■ RECORD SET
>> BEGIN

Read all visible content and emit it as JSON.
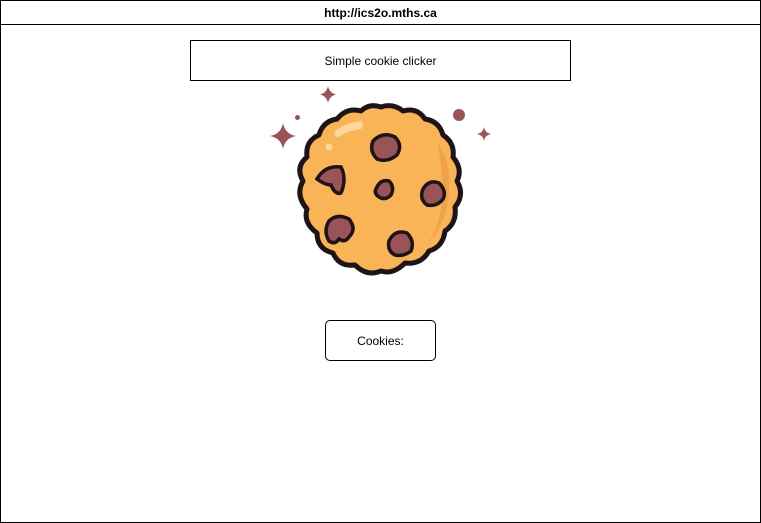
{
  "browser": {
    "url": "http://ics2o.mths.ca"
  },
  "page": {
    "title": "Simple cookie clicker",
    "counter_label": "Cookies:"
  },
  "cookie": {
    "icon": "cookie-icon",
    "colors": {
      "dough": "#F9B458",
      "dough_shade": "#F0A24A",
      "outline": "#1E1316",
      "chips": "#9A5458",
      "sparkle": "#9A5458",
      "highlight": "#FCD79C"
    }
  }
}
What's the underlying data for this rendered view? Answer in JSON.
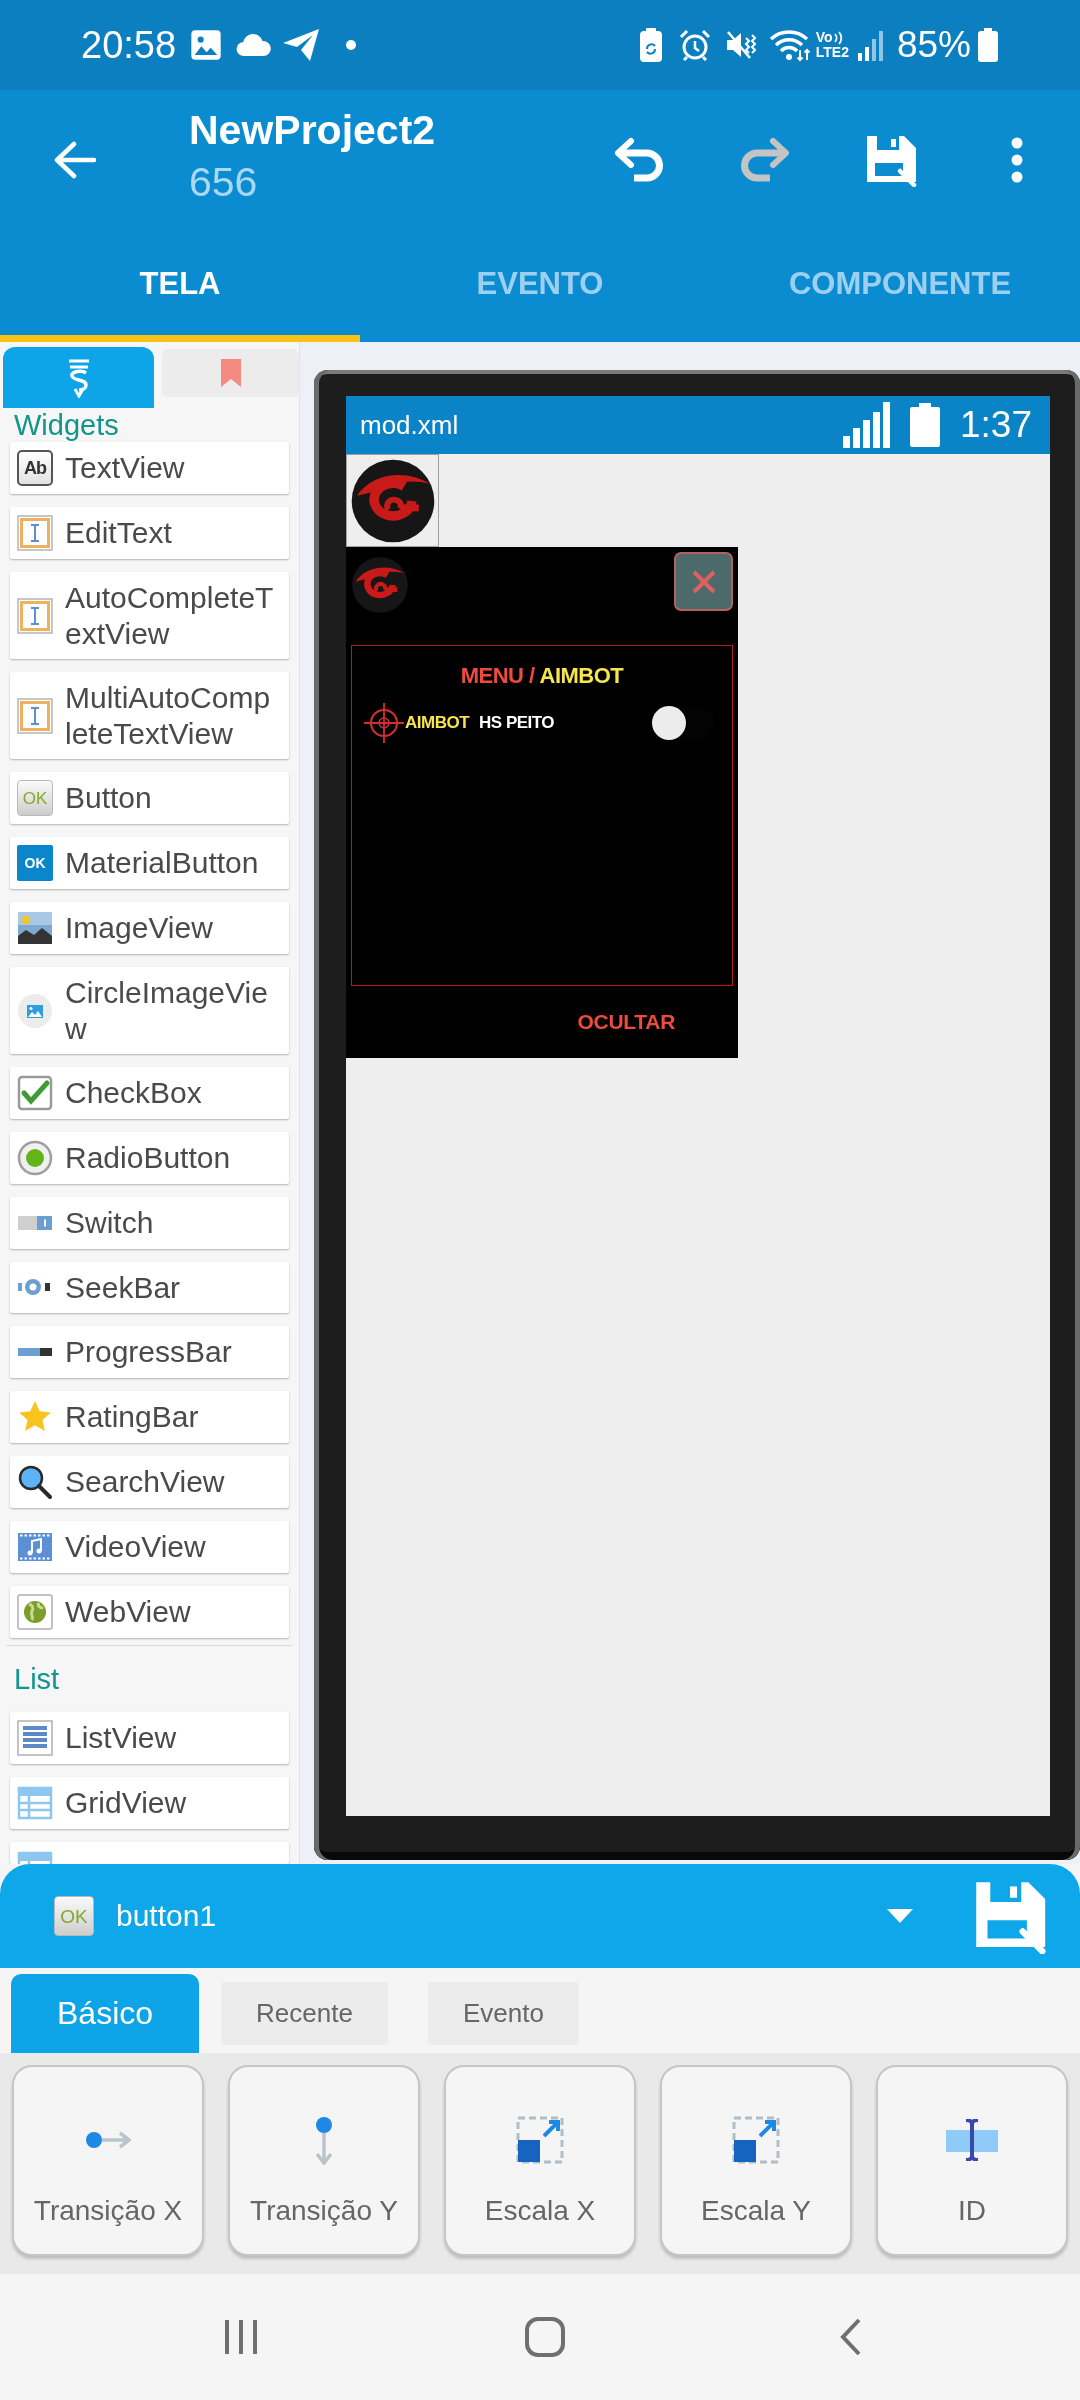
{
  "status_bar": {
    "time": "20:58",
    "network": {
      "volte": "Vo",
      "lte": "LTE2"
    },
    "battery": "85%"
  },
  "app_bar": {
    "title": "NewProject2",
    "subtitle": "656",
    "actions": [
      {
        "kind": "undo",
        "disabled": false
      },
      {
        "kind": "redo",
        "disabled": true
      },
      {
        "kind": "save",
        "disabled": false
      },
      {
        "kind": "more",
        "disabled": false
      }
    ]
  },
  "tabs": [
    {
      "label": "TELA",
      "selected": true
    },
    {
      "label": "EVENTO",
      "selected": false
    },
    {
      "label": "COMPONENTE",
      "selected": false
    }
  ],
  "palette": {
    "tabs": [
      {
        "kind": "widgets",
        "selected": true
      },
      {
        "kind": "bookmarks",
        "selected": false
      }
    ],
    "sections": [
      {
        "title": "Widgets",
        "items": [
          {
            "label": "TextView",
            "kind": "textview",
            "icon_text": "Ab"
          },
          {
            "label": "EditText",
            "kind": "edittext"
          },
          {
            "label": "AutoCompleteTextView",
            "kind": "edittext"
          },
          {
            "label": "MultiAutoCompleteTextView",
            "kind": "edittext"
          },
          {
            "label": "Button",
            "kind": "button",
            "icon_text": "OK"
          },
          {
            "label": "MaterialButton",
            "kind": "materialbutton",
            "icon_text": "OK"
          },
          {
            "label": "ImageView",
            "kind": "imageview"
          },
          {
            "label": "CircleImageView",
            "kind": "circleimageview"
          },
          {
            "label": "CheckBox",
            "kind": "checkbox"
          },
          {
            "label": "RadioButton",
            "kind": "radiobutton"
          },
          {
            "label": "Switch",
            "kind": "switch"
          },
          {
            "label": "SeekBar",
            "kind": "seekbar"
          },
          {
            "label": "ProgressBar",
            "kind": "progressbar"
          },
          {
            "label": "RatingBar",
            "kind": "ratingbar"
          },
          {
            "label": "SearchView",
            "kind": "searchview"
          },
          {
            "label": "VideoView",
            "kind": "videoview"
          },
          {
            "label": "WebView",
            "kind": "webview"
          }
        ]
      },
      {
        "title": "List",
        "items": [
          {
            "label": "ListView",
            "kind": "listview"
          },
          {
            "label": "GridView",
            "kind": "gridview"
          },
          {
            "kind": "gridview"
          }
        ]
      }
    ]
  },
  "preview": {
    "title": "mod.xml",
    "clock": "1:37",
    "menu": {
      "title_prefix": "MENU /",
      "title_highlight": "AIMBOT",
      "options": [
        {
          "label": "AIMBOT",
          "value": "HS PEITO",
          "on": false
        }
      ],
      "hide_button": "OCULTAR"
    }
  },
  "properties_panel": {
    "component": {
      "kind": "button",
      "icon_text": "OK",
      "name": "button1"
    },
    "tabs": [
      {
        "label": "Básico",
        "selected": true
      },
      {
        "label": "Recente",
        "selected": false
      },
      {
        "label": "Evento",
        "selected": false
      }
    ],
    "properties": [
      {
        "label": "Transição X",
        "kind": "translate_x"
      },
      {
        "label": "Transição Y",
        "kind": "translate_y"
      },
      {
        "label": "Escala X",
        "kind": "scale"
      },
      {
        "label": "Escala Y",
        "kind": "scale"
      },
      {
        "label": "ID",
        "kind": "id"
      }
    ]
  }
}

>> END
>> BEGIN

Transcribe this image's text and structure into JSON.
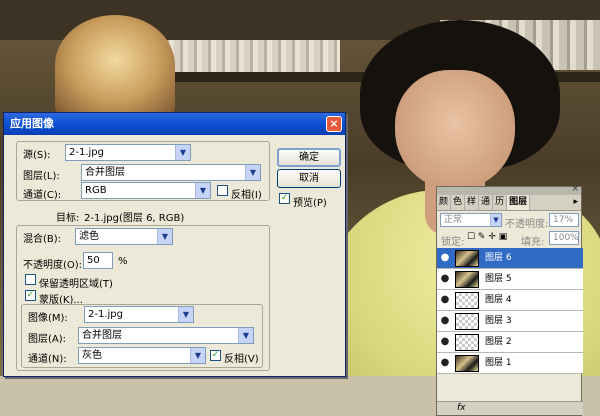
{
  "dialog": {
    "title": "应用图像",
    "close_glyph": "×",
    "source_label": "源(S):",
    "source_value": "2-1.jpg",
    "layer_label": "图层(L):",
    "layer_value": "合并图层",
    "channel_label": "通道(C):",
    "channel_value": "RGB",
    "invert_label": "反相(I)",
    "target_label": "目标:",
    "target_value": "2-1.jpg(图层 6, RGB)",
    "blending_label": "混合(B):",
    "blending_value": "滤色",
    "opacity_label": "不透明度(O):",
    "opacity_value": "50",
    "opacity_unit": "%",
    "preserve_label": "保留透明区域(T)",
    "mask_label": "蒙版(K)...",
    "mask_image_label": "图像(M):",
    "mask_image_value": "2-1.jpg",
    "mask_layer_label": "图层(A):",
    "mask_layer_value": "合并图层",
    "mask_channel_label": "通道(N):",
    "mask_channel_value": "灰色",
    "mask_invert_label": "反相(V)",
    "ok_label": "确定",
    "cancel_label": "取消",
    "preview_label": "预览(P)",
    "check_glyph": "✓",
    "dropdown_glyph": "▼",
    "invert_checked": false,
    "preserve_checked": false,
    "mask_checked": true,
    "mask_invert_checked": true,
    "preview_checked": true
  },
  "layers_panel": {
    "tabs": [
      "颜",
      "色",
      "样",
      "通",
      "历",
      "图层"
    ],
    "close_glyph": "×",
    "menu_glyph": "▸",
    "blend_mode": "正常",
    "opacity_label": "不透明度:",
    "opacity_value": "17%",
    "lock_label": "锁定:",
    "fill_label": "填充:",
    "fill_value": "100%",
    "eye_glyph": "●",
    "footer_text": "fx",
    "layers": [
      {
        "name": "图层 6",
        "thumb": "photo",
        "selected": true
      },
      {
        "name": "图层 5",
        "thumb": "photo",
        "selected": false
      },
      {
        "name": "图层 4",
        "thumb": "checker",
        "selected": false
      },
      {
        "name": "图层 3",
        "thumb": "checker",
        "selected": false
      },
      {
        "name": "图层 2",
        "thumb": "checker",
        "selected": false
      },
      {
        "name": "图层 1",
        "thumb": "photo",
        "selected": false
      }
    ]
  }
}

>> END

■ AIM
From the listing above, collect every line that mentions the word "name".

■ EXERCISE SOLUTION
      "name": "button1"
        "name": "图层 6",
        "name": "图层 5",
        "name": "图层 4",
        "name": "图层 3",
        "name": "图层 2",
        "name": "图层 1",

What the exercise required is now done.